= Material for this exercise =
· · · ·
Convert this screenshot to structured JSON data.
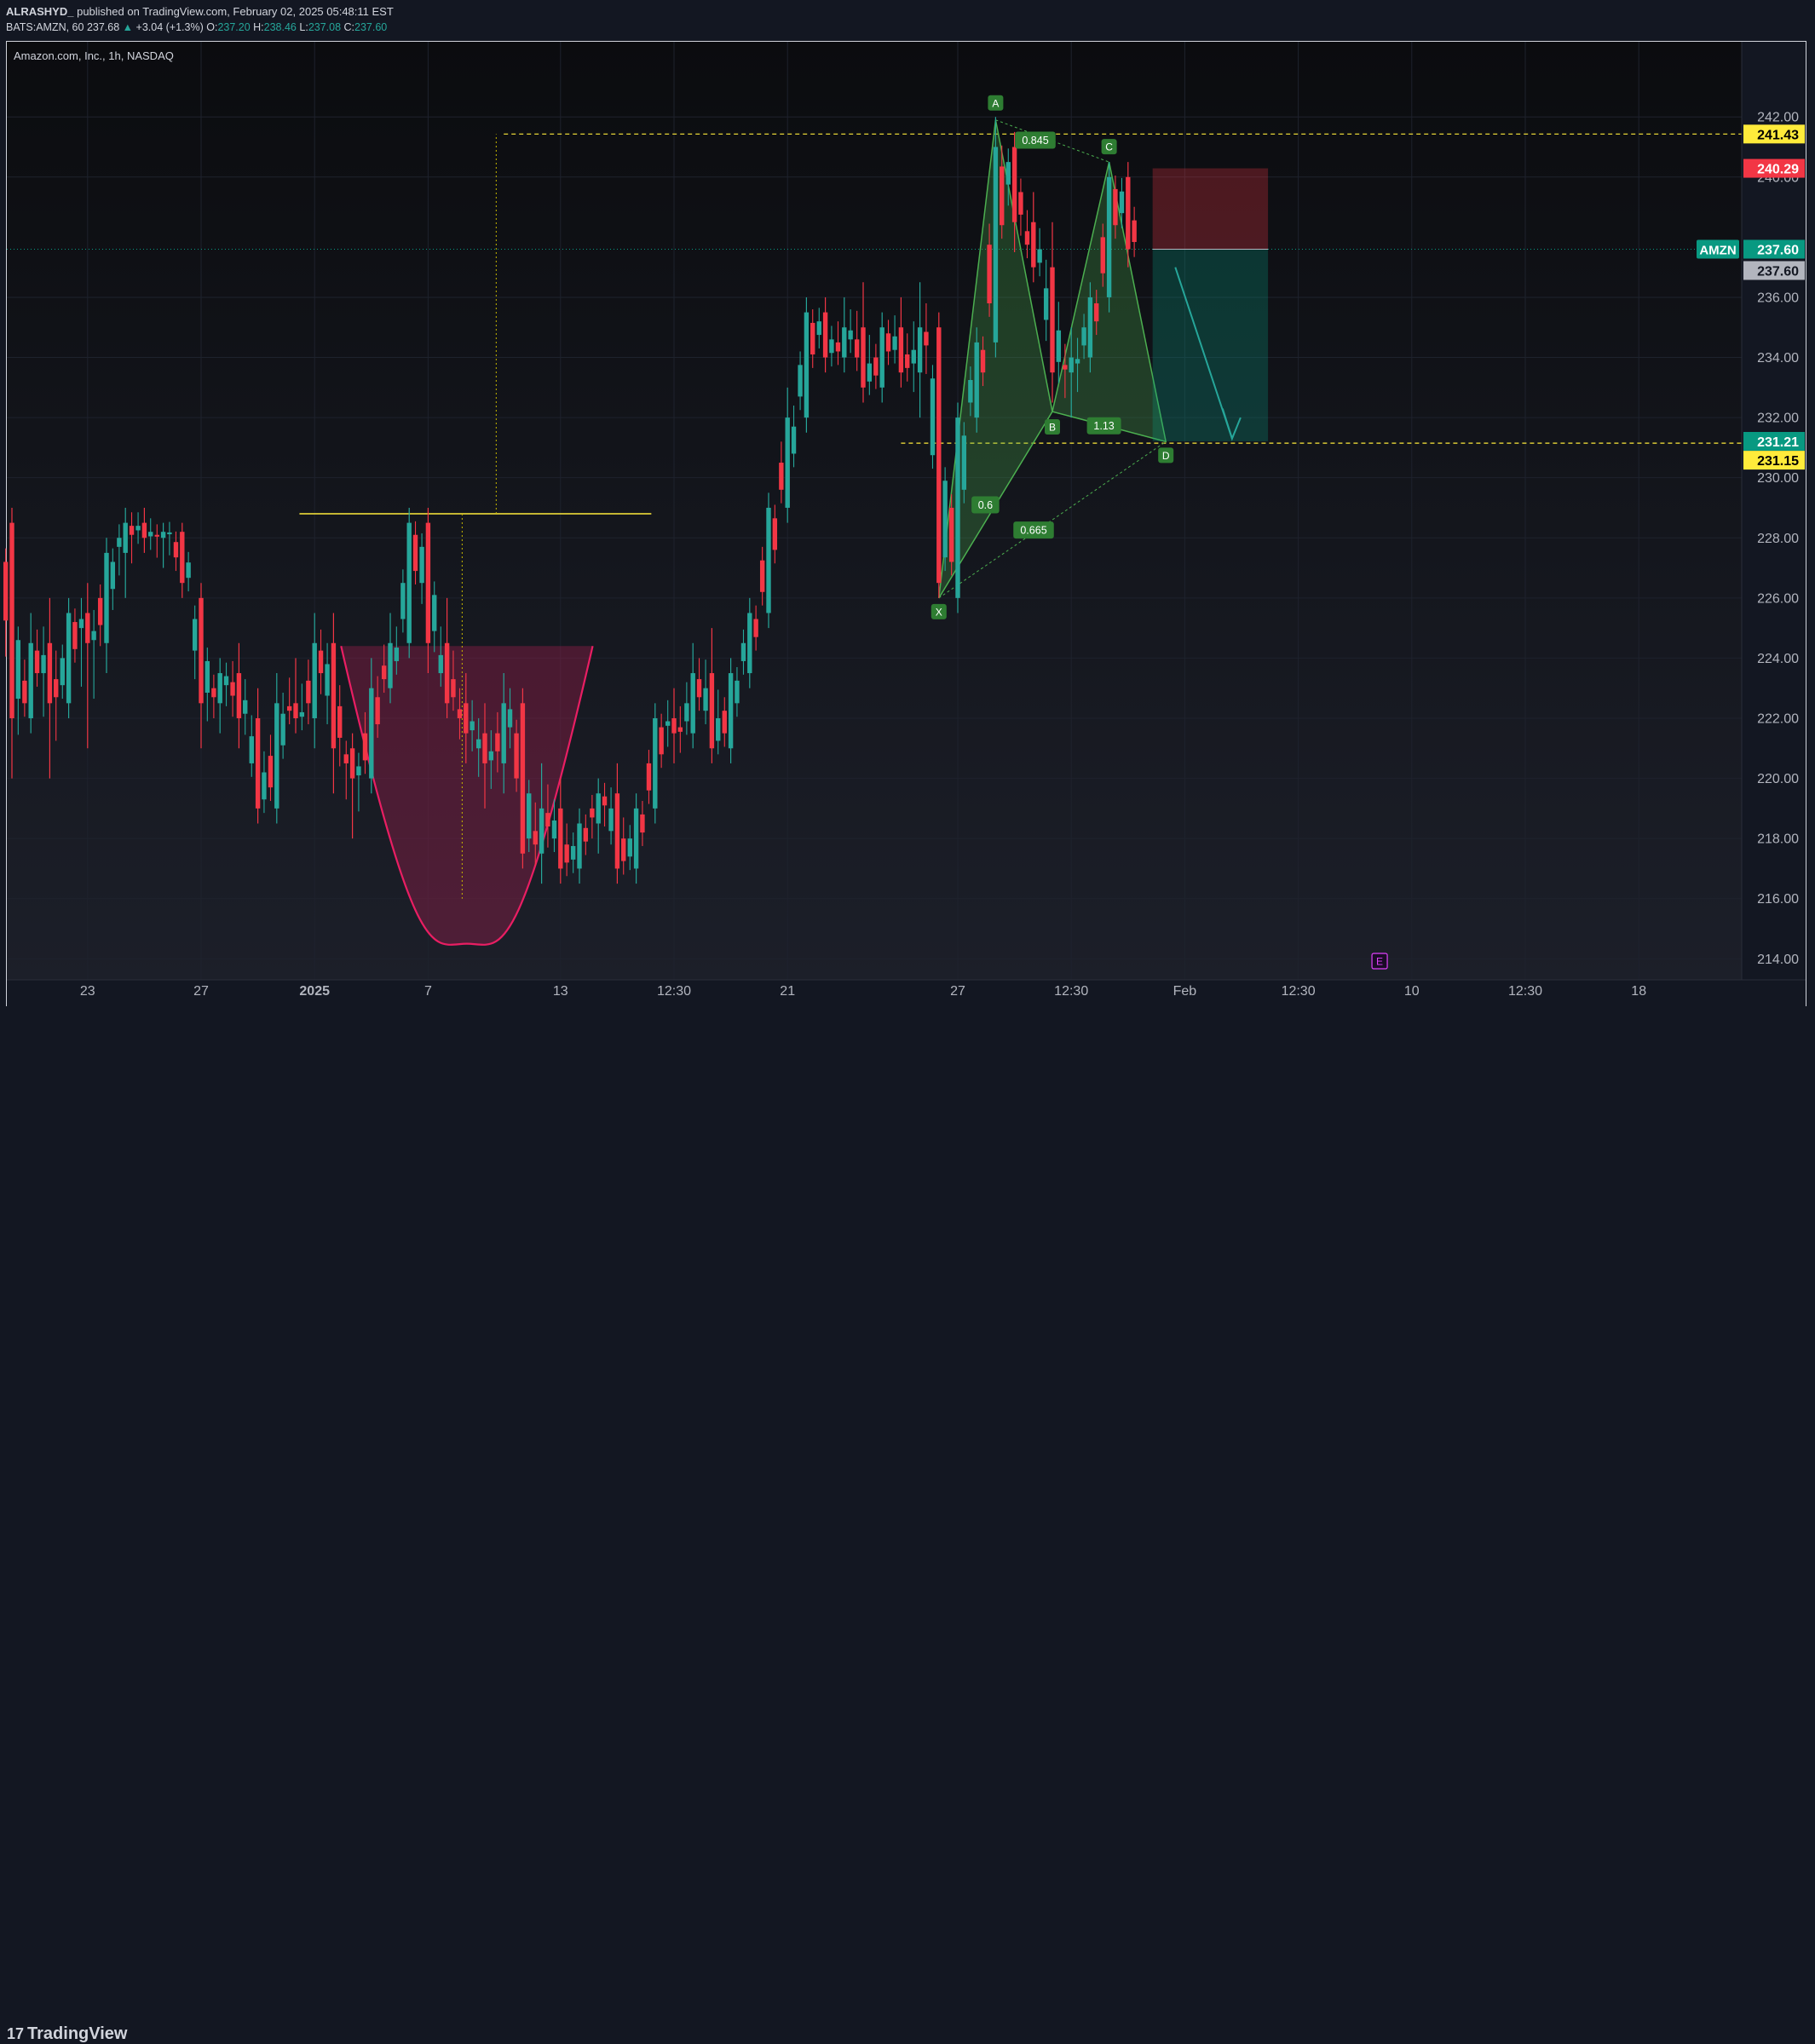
{
  "header": {
    "publisher": "ALRASHYD_",
    "published_text": "published on TradingView.com, February 02, 2025 05:48:11 EST",
    "symbol_line": "BATS:AMZN, 60",
    "last": "237.68",
    "change": "+3.04 (+1.3%)",
    "open_label": "O:",
    "open": "237.20",
    "high_label": "H:",
    "high": "238.46",
    "low_label": "L:",
    "low": "237.08",
    "close_label": "C:",
    "close": "237.60"
  },
  "footer": {
    "brand": "TradingView"
  },
  "chart_data": {
    "type": "candlestick",
    "title": "Amazon.com, Inc., 1h, NASDAQ",
    "ylim": [
      213.3,
      244.5
    ],
    "y_ticks": [
      214,
      216,
      218,
      220,
      222,
      224,
      226,
      228,
      230,
      232,
      234,
      236,
      240,
      242
    ],
    "x_ticks": [
      {
        "label": "23",
        "i": 4
      },
      {
        "label": "27",
        "i": 10
      },
      {
        "label": "2025",
        "i": 16,
        "bold": true
      },
      {
        "label": "7",
        "i": 22
      },
      {
        "label": "13",
        "i": 29
      },
      {
        "label": "12:30",
        "i": 35
      },
      {
        "label": "21",
        "i": 41
      },
      {
        "label": "27",
        "i": 50
      },
      {
        "label": "12:30",
        "i": 56
      },
      {
        "label": "Feb",
        "i": 62
      },
      {
        "label": "12:30",
        "i": 68
      },
      {
        "label": "10",
        "i": 74
      },
      {
        "label": "12:30",
        "i": 80
      },
      {
        "label": "18",
        "i": 86
      }
    ],
    "colors": {
      "up": "#26a69a",
      "down": "#f23645",
      "background": "#131722",
      "grid": "#1e222d"
    },
    "ohlc": [
      [
        228.5,
        229.0,
        220.0,
        222.0
      ],
      [
        222.0,
        225.5,
        221.5,
        224.5
      ],
      [
        224.5,
        226.0,
        220.0,
        222.5
      ],
      [
        222.5,
        226.0,
        222.0,
        225.5
      ],
      [
        225.5,
        226.5,
        221.0,
        224.5
      ],
      [
        224.5,
        228.0,
        223.5,
        227.5
      ],
      [
        227.5,
        229.0,
        226.0,
        228.5
      ],
      [
        228.5,
        229.0,
        227.5,
        228.0
      ],
      [
        228.0,
        228.5,
        227.0,
        228.2
      ],
      [
        228.2,
        228.5,
        226.0,
        226.5
      ],
      [
        226.0,
        226.5,
        221.0,
        222.5
      ],
      [
        222.5,
        224.0,
        221.5,
        223.5
      ],
      [
        223.5,
        224.5,
        221.0,
        222.0
      ],
      [
        222.0,
        223.0,
        218.5,
        219.0
      ],
      [
        219.0,
        223.5,
        218.5,
        222.5
      ],
      [
        222.5,
        224.0,
        221.5,
        222.0
      ],
      [
        222.0,
        225.5,
        221.0,
        224.5
      ],
      [
        224.5,
        225.5,
        219.5,
        221.0
      ],
      [
        221.0,
        221.5,
        218.0,
        220.0
      ],
      [
        220.0,
        224.0,
        219.5,
        223.0
      ],
      [
        223.0,
        225.5,
        222.5,
        224.5
      ],
      [
        224.5,
        229.0,
        224.0,
        228.5
      ],
      [
        228.5,
        229.0,
        223.5,
        224.5
      ],
      [
        224.5,
        226.0,
        222.0,
        222.5
      ],
      [
        222.5,
        223.5,
        220.5,
        221.5
      ],
      [
        221.5,
        222.5,
        219.0,
        220.5
      ],
      [
        220.5,
        223.5,
        219.5,
        222.5
      ],
      [
        222.5,
        223.0,
        217.0,
        217.5
      ],
      [
        217.5,
        220.5,
        216.5,
        219.0
      ],
      [
        219.0,
        220.0,
        216.5,
        217.0
      ],
      [
        217.0,
        219.0,
        216.5,
        218.5
      ],
      [
        218.5,
        220.0,
        217.5,
        219.5
      ],
      [
        219.5,
        220.5,
        216.5,
        217.0
      ],
      [
        217.0,
        219.5,
        216.5,
        219.0
      ],
      [
        219.0,
        222.5,
        218.5,
        222.0
      ],
      [
        222.0,
        223.0,
        220.5,
        221.5
      ],
      [
        221.5,
        224.5,
        221.0,
        223.5
      ],
      [
        223.5,
        225.0,
        220.5,
        221.0
      ],
      [
        221.0,
        224.0,
        220.5,
        223.5
      ],
      [
        223.5,
        226.0,
        223.0,
        225.5
      ],
      [
        225.5,
        229.5,
        225.0,
        229.0
      ],
      [
        229.0,
        233.0,
        228.5,
        232.0
      ],
      [
        232.0,
        236.0,
        231.5,
        235.5
      ],
      [
        235.5,
        236.0,
        233.5,
        234.0
      ],
      [
        234.0,
        236.0,
        233.5,
        235.0
      ],
      [
        235.0,
        236.5,
        232.5,
        233.0
      ],
      [
        233.0,
        235.5,
        232.5,
        235.0
      ],
      [
        235.0,
        236.0,
        233.0,
        233.5
      ],
      [
        233.5,
        236.5,
        232.0,
        235.0
      ],
      [
        235.0,
        235.5,
        226.0,
        226.5
      ],
      [
        226.0,
        232.5,
        225.5,
        232.0
      ],
      [
        232.0,
        235.0,
        231.5,
        234.5
      ],
      [
        234.5,
        242.0,
        234.0,
        241.0
      ],
      [
        241.0,
        241.5,
        237.5,
        238.5
      ],
      [
        238.5,
        239.5,
        236.5,
        237.0
      ],
      [
        237.0,
        238.5,
        232.5,
        233.5
      ],
      [
        233.5,
        235.0,
        232.0,
        234.0
      ],
      [
        234.0,
        236.5,
        233.5,
        236.0
      ],
      [
        236.0,
        240.5,
        235.5,
        240.0
      ],
      [
        240.0,
        240.5,
        237.0,
        237.6
      ]
    ],
    "levels": [
      {
        "price": 241.43,
        "label": "241.43",
        "color": "#ffeb3b"
      },
      {
        "price": 231.15,
        "label": "231.15",
        "color": "#ffeb3b"
      }
    ],
    "price_labels": [
      {
        "price": 241.43,
        "text": "241.43",
        "bg": "#ffeb3b",
        "fg": "#000000"
      },
      {
        "price": 240.29,
        "text": "240.29",
        "bg": "#f23645",
        "fg": "#ffffff"
      },
      {
        "price": 237.6,
        "text": "237.60",
        "bg": "#089981",
        "fg": "#ffffff"
      },
      {
        "price": 237.6,
        "text": "237.60",
        "bg": "#b2b5be",
        "fg": "#131722"
      },
      {
        "price": 231.21,
        "text": "231.21",
        "bg": "#089981",
        "fg": "#ffffff"
      },
      {
        "price": 231.15,
        "text": "231.15",
        "bg": "#ffeb3b",
        "fg": "#000000"
      }
    ],
    "symbol_badge": "AMZN",
    "pattern": {
      "points": [
        {
          "name": "X",
          "i": 49,
          "price": 226.0
        },
        {
          "name": "A",
          "i": 52,
          "price": 241.9
        },
        {
          "name": "B",
          "i": 55,
          "price": 232.2
        },
        {
          "name": "C",
          "i": 58,
          "price": 240.5
        },
        {
          "name": "D",
          "i": 61,
          "price": 231.2
        }
      ],
      "ratios": [
        "0.845",
        "0.6",
        "0.665",
        "1.13"
      ]
    },
    "annotations": {
      "cup_bottom": 214.5,
      "resistance": 228.8,
      "earnings_marker": "E"
    }
  }
}
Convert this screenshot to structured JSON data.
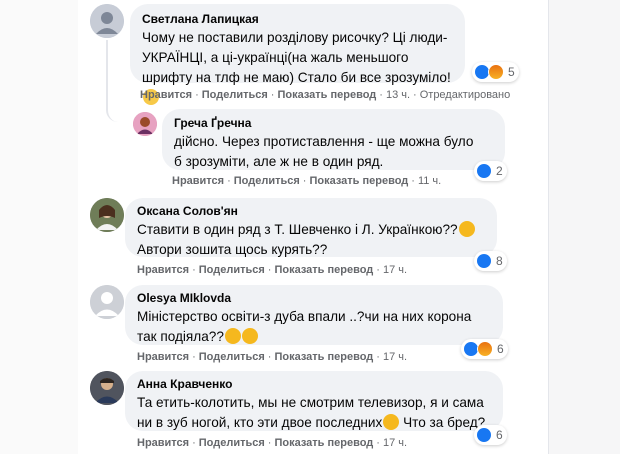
· · · ·
= What you need to do =
Copy all lines from the entries that contain the word "TradingView".

= Task output =
    "published_text": "published on TradingView.com, February 02, 2025 05:48:11 EST",
    "brand": "TradingView"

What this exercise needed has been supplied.